▶ Description of the task
Output all records precisely as written.

▶ Items

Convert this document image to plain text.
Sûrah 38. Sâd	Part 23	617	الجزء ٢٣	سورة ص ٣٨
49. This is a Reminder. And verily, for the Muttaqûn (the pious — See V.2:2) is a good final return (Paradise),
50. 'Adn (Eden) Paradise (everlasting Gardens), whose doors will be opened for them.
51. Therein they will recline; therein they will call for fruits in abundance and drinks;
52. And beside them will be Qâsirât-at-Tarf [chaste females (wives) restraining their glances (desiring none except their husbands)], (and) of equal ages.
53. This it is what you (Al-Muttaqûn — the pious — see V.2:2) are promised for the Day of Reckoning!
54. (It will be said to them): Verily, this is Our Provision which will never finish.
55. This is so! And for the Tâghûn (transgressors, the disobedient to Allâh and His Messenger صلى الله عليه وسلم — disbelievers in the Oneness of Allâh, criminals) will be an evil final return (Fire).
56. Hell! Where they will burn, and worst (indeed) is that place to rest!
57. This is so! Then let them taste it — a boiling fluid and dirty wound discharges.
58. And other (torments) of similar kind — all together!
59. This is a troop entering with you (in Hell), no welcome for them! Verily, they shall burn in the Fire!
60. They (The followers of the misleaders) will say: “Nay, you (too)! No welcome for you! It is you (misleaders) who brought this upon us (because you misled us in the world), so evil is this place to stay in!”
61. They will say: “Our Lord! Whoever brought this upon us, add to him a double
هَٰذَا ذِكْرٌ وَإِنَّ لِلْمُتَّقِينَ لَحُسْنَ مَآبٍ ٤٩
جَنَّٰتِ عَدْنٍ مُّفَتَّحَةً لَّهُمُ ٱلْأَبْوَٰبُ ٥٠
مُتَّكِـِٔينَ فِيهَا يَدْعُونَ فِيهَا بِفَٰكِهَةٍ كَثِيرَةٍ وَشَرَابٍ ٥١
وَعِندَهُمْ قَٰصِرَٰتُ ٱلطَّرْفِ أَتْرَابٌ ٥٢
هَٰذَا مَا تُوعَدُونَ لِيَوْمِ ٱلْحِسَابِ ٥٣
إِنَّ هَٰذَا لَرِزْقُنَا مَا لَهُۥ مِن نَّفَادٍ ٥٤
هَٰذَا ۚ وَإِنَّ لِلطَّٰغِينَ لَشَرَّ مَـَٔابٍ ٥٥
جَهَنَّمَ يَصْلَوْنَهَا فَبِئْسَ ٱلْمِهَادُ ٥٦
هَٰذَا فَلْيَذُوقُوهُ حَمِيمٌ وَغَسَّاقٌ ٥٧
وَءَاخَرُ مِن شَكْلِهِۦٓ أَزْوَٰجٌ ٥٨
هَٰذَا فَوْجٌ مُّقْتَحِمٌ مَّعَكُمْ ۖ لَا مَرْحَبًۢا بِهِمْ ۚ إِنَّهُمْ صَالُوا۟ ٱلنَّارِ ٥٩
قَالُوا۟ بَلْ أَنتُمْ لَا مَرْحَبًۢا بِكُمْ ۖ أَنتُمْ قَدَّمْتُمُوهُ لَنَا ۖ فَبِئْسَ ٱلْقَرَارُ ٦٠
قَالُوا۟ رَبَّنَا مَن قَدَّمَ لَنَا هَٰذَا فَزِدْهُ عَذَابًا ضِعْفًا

▶ Solution
Convert this document image to plain text.
Sûrah 38. Sâd	Part 23	617	الجزء ٢٣	سورة ص ٣٨
49. This is a Reminder. And verily, for the Muttaqûn (the pious — See V.2:2) is a good final return (Paradise),
50. 'Adn (Eden) Paradise (everlasting Gardens), whose doors will be opened for them.
51. Therein they will recline; therein they will call for fruits in abundance and drinks;
52. And beside them will be Qâsirât-at-Tarf [chaste females (wives) restraining their glances (desiring none except their husbands)], (and) of equal ages.
53. This it is what you (Al-Muttaqûn — the pious — see V.2:2) are promised for the Day of Reckoning!
54. (It will be said to them): Verily, this is Our Provision which will never finish.
55. This is so! And for the Tâghûn (transgressors, the disobedient to Allâh and His Messenger صلى الله عليه وسلم — disbelievers in the Oneness of Allâh, criminals) will be an evil final return (Fire).
56. Hell! Where they will burn, and worst (indeed) is that place to rest!
57. This is so! Then let them taste it — a boiling fluid and dirty wound discharges.
58. And other (torments) of similar kind — all together!
59. This is a troop entering with you (in Hell), no welcome for them! Verily, they shall burn in the Fire!
60. They (The followers of the misleaders) will say: “Nay, you (too)! No welcome for you! It is you (misleaders) who brought this upon us (because you misled us in the world), so evil is this place to stay in!”
61. They will say: “Our Lord! Whoever brought this upon us, add to him a double
هَٰذَا ذِكْرٌ وَإِنَّ لِلْمُتَّقِينَ لَحُسْنَ مَآبٍ ٤٩
جَنَّٰتِ عَدْنٍ مُّفَتَّحَةً لَّهُمُ ٱلْأَبْوَٰبُ ٥٠
مُتَّكِـِٔينَ فِيهَا يَدْعُونَ فِيهَا بِفَٰكِهَةٍ كَثِيرَةٍ وَشَرَابٍ ٥١
وَعِندَهُمْ قَٰصِرَٰتُ ٱلطَّرْفِ أَتْرَابٌ ٥٢
هَٰذَا مَا تُوعَدُونَ لِيَوْمِ ٱلْحِسَابِ ٥٣
إِنَّ هَٰذَا لَرِزْقُنَا مَا لَهُۥ مِن نَّفَادٍ ٥٤
هَٰذَا ۚ وَإِنَّ لِلطَّٰغِينَ لَشَرَّ مَـَٔابٍ ٥٥
جَهَنَّمَ يَصْلَوْنَهَا فَبِئْسَ ٱلْمِهَادُ ٥٦
هَٰذَا فَلْيَذُوقُوهُ حَمِيمٌ وَغَسَّاقٌ ٥٧
وَءَاخَرُ مِن شَكْلِهِۦٓ أَزْوَٰجٌ ٥٨
هَٰذَا فَوْجٌ مُّقْتَحِمٌ مَّعَكُمْ ۖ لَا مَرْحَبًۢا بِهِمْ ۚ إِنَّهُمْ صَالُوا۟ ٱلنَّارِ ٥٩
قَالُوا۟ بَلْ أَنتُمْ لَا مَرْحَبًۢا بِكُمْ ۖ أَنتُمْ قَدَّمْتُمُوهُ لَنَا ۖ فَبِئْسَ ٱلْقَرَارُ ٦٠
قَالُوا۟ رَبَّنَا مَن قَدَّمَ لَنَا هَٰذَا فَزِدْهُ عَذَابًا ضِعْفًا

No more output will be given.